* start Supplied data *

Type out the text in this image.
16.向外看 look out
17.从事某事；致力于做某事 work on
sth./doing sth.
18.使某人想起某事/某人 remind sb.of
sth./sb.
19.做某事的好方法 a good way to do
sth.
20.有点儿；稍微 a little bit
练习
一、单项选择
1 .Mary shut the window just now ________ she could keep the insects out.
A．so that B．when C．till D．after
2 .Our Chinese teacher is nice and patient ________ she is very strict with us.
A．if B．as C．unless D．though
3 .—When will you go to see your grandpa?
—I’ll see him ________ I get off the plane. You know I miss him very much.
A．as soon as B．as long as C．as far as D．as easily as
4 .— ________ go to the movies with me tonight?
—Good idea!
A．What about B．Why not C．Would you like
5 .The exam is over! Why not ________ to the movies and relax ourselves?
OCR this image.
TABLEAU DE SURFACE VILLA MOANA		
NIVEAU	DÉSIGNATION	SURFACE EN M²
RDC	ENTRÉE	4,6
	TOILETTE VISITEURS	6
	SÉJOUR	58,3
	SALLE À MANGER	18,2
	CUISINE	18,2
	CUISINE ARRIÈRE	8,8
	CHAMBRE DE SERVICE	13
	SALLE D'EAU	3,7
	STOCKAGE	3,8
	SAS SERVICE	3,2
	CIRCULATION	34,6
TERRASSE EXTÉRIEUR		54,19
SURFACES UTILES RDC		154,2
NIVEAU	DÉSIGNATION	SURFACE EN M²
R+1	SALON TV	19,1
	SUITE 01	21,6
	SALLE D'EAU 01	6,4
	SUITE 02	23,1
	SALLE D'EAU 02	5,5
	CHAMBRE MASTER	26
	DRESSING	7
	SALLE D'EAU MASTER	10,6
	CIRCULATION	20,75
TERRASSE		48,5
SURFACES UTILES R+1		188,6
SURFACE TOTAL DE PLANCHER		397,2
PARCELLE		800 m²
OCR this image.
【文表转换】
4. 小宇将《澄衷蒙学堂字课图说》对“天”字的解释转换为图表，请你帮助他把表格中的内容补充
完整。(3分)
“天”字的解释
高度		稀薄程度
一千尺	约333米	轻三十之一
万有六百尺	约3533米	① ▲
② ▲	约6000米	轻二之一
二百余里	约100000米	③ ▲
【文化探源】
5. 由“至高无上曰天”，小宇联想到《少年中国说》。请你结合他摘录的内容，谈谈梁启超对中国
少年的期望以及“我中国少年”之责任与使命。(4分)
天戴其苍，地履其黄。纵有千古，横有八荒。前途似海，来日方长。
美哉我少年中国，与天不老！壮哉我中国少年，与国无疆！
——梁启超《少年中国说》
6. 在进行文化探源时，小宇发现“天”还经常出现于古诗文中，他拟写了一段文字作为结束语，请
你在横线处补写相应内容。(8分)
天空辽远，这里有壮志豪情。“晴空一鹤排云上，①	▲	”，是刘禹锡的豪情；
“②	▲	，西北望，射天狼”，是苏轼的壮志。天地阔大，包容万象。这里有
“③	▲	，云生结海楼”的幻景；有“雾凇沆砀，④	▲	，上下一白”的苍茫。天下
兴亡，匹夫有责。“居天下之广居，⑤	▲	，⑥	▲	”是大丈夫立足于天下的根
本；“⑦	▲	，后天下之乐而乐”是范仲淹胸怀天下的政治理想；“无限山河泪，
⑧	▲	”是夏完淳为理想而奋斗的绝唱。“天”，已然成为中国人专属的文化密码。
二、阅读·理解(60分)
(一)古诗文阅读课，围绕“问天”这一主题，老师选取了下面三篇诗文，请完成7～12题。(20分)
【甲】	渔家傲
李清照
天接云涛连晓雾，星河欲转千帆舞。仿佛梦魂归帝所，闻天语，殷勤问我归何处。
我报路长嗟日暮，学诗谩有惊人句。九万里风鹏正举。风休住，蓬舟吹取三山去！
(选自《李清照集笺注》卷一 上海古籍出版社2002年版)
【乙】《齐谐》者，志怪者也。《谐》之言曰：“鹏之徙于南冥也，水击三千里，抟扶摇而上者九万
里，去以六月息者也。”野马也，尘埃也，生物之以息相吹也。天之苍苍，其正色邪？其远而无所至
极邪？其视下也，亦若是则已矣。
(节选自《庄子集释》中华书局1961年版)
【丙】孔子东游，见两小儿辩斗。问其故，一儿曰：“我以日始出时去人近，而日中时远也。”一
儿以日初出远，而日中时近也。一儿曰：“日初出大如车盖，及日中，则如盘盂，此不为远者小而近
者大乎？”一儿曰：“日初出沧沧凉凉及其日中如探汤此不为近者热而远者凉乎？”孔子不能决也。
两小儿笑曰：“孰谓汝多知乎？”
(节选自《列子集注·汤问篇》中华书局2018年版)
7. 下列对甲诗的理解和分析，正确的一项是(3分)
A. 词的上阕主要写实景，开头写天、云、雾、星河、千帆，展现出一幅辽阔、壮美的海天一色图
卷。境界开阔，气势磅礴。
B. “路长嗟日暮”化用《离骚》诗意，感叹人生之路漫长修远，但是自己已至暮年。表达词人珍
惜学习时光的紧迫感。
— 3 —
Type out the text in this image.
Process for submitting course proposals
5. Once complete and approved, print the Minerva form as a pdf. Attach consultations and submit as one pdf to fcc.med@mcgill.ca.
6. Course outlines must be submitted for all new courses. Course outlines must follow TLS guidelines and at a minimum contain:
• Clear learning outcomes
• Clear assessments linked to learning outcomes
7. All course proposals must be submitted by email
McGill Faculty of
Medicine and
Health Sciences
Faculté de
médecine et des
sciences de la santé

* end Supplied data *

-- Description of the task --
Find every line containing the word "SERVICE", then give the total and nothing more.

-- Output of the exercise --
2